* Start Data shown *
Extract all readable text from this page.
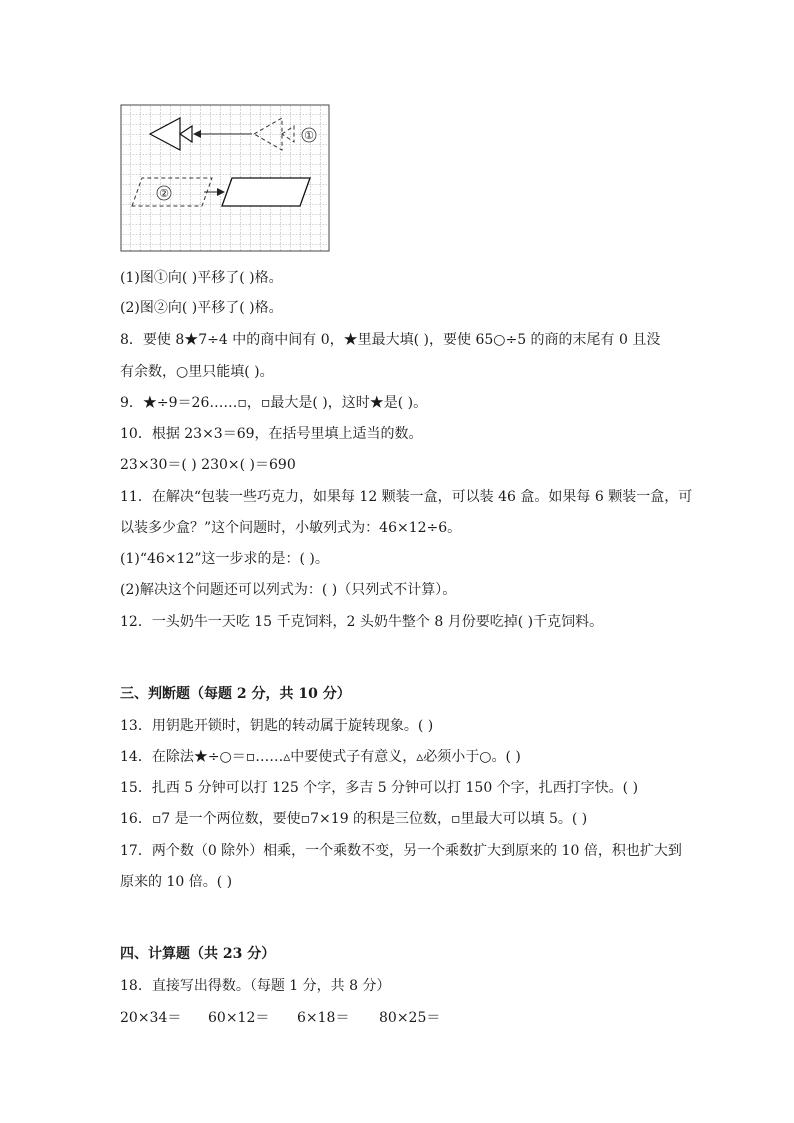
①
②
(1)图①向( )平移了( )格。
(2)图②向( )平移了( )格。
8．要使 8★7÷4 中的商中间有 0，★里最大填( )，要使 65○÷5 的商的末尾有 0 且没
有余数，○里只能填( )。
9．★÷9＝26……▫，▫最大是( )，这时★是( )。
10．根据 23×3＝69，在括号里填上适当的数。
23×30＝( ) 230×( )＝690
11．在解决“包装一些巧克力，如果每 12 颗装一盒，可以装 46 盒。如果每 6 颗装一盒，可
以装多少盒？”这个问题时，小敏列式为：46×12÷6。
(1)“46×12”这一步求的是：( )。
(2)解决这个问题还可以列式为：( )（只列式不计算）。
12．一头奶牛一天吃 15 千克饲料，2 头奶牛整个 8 月份要吃掉( )千克饲料。
三、判断题（每题 2 分，共 10 分）
13．用钥匙开锁时，钥匙的转动属于旋转现象。( )
14．在除法★÷○＝▫……▵中要使式子有意义，▵必须小于○。( )
15．扎西 5 分钟可以打 125 个字，多吉 5 分钟可以打 150 个字，扎西打字快。( )
16．▫7 是一个两位数，要使▫7×19 的积是三位数，▫里最大可以填 5。( )
17．两个数（0 除外）相乘，一个乘数不变，另一个乘数扩大到原来的 10 倍，积也扩大到
原来的 10 倍。( )
四、计算题（共 23 分）
18．直接写出得数。（每题 1 分，共 8 分）
20×34＝ 60×12＝ 6×18＝ 80×25＝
* End Data shown *
- **What you have to do**: Retype each entry precisely. Skip images entirely.

- **Response for this exercise**:
Extract all readable text from this page.
①
②
(1)图①向( )平移了( )格。
(2)图②向( )平移了( )格。
8．要使 8★7÷4 中的商中间有 0，★里最大填( )，要使 65○÷5 的商的末尾有 0 且没
有余数，○里只能填( )。
9．★÷9＝26……▫，▫最大是( )，这时★是( )。
10．根据 23×3＝69，在括号里填上适当的数。
23×30＝( ) 230×( )＝690
11．在解决“包装一些巧克力，如果每 12 颗装一盒，可以装 46 盒。如果每 6 颗装一盒，可
以装多少盒？”这个问题时，小敏列式为：46×12÷6。
(1)“46×12”这一步求的是：( )。
(2)解决这个问题还可以列式为：( )（只列式不计算）。
12．一头奶牛一天吃 15 千克饲料，2 头奶牛整个 8 月份要吃掉( )千克饲料。
三、判断题（每题 2 分，共 10 分）
13．用钥匙开锁时，钥匙的转动属于旋转现象。( )
14．在除法★÷○＝▫……▵中要使式子有意义，▵必须小于○。( )
15．扎西 5 分钟可以打 125 个字，多吉 5 分钟可以打 150 个字，扎西打字快。( )
16．▫7 是一个两位数，要使▫7×19 的积是三位数，▫里最大可以填 5。( )
17．两个数（0 除外）相乘，一个乘数不变，另一个乘数扩大到原来的 10 倍，积也扩大到
原来的 10 倍。( )
四、计算题（共 23 分）
18．直接写出得数。（每题 1 分，共 8 分）
20×34＝ 60×12＝ 6×18＝ 80×25＝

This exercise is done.